### Data entries
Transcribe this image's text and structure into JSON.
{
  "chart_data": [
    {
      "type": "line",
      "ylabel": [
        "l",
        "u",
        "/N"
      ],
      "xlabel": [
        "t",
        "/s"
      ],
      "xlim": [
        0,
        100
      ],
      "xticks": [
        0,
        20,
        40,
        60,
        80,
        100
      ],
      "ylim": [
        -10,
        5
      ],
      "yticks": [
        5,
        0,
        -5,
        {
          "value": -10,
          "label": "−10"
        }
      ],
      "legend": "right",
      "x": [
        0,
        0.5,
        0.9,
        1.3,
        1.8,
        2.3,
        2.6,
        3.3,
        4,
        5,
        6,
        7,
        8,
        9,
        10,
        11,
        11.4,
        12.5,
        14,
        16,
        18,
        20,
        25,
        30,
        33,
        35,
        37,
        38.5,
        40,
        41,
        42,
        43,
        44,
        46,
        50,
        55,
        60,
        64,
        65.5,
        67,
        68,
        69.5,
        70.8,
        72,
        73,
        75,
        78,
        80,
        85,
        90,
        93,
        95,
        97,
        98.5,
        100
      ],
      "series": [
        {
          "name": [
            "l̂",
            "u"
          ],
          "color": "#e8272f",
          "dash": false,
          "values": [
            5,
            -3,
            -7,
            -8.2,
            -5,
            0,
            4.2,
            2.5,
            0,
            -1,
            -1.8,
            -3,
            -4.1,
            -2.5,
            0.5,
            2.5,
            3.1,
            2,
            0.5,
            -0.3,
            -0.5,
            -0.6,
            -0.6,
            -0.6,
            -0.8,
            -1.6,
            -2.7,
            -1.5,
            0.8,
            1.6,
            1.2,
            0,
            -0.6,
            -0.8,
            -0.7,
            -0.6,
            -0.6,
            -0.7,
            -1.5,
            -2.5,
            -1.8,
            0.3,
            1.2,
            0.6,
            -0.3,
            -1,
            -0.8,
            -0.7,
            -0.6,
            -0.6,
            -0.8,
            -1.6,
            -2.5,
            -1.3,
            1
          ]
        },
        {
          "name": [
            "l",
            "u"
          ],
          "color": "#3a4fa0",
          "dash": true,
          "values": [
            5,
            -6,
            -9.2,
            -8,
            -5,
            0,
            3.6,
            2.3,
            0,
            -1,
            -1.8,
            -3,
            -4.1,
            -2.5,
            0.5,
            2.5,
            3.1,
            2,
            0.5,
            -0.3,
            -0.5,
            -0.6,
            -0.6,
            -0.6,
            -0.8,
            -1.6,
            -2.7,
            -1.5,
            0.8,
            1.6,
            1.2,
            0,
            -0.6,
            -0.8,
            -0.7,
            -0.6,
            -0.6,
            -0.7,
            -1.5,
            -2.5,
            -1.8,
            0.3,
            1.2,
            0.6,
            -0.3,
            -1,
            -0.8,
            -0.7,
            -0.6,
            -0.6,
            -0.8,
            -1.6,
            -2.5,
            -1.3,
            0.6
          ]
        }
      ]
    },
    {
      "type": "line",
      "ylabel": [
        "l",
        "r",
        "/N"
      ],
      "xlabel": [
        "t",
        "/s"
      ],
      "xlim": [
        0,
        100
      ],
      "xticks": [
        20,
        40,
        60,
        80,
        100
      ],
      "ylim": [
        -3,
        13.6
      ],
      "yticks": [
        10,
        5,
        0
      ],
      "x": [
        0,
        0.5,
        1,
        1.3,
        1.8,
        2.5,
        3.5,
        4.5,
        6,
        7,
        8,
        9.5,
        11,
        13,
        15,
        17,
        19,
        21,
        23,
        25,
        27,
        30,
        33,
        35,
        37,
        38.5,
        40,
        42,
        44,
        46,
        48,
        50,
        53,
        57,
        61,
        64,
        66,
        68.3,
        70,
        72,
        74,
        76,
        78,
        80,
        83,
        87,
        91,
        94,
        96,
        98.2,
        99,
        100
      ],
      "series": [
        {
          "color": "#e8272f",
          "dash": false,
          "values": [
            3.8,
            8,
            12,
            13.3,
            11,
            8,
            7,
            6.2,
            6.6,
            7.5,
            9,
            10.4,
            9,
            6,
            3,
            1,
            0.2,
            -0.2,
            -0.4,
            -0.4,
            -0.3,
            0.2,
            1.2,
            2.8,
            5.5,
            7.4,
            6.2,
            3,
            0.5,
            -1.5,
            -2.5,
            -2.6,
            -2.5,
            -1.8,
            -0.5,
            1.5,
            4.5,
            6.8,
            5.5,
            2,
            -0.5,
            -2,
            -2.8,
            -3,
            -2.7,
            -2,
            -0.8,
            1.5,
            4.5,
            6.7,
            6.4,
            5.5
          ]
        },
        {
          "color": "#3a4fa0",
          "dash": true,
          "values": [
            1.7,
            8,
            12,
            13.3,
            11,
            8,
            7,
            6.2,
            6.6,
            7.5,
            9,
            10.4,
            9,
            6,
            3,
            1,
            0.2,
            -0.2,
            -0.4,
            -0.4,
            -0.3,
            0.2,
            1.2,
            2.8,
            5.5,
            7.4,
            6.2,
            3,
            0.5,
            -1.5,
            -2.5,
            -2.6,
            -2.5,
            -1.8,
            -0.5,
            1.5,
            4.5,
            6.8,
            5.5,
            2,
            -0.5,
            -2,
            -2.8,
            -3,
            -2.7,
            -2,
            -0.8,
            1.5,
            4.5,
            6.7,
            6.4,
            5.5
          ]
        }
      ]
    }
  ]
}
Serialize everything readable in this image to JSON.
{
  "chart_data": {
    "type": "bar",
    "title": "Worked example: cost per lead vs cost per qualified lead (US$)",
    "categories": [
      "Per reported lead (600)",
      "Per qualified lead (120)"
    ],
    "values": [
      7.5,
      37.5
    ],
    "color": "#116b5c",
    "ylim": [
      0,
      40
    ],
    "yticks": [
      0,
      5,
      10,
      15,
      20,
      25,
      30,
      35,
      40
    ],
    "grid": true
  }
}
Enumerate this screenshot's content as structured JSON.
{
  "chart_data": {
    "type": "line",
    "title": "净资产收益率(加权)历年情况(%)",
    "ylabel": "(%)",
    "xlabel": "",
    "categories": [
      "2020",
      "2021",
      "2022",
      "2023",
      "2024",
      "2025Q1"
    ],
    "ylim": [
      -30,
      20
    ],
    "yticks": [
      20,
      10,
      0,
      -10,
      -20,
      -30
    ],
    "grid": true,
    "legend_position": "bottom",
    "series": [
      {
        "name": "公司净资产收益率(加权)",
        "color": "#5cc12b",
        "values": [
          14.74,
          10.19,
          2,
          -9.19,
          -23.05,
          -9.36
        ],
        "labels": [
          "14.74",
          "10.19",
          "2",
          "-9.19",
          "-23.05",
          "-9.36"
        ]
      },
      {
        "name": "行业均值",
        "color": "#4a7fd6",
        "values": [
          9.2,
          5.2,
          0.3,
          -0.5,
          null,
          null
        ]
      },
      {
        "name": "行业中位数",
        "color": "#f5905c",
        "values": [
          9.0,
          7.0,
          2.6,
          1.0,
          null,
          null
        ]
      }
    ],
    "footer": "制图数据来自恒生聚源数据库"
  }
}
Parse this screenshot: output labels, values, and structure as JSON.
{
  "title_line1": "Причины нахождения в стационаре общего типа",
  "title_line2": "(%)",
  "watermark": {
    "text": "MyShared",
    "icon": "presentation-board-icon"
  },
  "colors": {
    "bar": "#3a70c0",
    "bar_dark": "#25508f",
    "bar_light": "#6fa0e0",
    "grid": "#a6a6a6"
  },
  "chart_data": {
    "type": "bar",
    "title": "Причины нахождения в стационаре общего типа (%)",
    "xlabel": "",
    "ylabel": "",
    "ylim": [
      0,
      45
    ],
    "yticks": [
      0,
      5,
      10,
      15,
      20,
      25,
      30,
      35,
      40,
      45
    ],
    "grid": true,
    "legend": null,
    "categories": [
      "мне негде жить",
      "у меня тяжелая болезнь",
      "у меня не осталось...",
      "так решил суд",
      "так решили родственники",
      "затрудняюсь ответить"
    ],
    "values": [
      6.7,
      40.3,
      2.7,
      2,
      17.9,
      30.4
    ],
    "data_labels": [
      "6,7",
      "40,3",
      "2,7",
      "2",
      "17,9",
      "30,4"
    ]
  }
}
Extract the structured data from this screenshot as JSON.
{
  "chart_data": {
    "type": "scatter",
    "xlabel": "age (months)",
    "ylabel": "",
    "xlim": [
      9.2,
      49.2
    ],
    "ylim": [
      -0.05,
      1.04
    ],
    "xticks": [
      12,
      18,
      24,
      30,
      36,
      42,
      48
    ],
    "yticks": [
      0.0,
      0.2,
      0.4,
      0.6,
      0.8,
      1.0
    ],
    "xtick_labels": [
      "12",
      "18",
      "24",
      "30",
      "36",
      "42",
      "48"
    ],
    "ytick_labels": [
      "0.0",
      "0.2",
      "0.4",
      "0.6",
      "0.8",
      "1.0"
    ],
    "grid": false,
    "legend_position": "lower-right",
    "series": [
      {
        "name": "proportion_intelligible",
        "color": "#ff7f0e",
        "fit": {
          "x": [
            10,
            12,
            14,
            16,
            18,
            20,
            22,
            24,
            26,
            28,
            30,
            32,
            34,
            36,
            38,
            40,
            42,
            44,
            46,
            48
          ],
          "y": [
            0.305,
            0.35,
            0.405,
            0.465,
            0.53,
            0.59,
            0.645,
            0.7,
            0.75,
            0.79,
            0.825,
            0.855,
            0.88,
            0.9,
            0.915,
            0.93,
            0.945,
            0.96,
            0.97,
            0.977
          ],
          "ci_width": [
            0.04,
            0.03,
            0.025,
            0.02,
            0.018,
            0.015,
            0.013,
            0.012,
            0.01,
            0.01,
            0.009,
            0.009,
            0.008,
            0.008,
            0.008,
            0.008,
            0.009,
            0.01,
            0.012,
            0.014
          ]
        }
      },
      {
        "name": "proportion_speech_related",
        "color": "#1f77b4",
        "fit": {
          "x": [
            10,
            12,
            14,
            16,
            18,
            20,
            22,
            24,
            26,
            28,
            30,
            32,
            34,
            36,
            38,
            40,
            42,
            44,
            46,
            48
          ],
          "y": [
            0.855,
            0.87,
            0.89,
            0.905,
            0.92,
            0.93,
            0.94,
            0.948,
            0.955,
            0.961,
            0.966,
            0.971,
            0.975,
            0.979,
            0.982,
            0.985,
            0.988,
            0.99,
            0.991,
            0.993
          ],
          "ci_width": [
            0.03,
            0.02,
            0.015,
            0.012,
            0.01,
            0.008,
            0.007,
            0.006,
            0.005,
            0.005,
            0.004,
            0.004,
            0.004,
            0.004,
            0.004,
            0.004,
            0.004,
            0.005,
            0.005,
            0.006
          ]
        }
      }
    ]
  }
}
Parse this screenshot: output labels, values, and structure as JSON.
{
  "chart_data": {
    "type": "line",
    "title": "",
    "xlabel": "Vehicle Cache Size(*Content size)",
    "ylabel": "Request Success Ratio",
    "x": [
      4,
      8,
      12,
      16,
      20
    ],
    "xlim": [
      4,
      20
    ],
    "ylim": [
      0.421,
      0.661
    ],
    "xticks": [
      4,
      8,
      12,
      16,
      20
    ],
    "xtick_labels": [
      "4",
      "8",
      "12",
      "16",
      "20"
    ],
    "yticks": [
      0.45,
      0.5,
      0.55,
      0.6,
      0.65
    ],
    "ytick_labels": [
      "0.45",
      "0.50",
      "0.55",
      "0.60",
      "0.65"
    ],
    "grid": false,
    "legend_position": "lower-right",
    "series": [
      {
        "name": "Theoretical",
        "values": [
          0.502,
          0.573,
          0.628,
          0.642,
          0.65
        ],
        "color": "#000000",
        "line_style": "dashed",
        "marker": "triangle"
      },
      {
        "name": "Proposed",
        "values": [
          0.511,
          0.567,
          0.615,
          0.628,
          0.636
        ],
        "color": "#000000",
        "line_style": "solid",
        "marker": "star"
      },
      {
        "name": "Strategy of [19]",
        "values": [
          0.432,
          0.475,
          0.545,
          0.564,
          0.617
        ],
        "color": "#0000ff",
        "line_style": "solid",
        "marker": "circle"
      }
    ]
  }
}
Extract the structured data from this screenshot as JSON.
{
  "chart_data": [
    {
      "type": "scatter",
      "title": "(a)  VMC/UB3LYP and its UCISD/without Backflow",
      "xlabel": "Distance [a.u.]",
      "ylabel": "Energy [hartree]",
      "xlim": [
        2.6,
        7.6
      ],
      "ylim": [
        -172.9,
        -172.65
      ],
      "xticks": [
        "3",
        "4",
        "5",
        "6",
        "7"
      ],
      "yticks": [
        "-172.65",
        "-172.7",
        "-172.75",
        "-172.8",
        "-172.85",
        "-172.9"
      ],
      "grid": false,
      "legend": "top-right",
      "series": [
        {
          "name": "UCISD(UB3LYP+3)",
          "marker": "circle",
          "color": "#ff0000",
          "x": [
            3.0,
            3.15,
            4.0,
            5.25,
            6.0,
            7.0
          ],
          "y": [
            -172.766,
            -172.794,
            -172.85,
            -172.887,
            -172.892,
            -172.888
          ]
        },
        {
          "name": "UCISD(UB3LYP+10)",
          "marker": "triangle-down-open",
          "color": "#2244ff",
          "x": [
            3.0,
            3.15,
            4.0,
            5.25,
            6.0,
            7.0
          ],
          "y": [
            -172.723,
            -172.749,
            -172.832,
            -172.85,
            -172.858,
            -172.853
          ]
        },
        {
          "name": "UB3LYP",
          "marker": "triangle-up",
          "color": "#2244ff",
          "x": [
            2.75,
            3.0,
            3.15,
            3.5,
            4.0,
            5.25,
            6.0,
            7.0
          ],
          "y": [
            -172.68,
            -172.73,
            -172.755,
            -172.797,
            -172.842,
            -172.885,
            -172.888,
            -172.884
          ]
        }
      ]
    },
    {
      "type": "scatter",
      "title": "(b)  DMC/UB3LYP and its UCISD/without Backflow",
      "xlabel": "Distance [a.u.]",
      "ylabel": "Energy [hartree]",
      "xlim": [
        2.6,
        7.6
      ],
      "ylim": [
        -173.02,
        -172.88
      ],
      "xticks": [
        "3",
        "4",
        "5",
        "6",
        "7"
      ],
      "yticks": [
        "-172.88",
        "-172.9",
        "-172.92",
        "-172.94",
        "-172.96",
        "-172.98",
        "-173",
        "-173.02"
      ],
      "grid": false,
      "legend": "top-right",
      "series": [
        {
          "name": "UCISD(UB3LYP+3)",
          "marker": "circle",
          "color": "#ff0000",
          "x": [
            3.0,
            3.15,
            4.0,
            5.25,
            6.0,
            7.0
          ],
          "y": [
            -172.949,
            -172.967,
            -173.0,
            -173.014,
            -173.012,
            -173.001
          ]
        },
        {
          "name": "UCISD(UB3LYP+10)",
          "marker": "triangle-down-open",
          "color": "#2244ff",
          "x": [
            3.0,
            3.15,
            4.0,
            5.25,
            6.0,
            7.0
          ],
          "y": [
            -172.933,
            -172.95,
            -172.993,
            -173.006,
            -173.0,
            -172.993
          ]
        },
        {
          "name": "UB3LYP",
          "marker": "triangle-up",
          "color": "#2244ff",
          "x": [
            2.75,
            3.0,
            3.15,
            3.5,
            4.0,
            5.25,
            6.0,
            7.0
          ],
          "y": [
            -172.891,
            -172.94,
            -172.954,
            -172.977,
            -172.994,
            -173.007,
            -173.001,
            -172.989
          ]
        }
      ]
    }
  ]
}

### What you are asked to do
Report how many lines of the entries hold the word "JSON". Nothing else is needed.

### Task response
7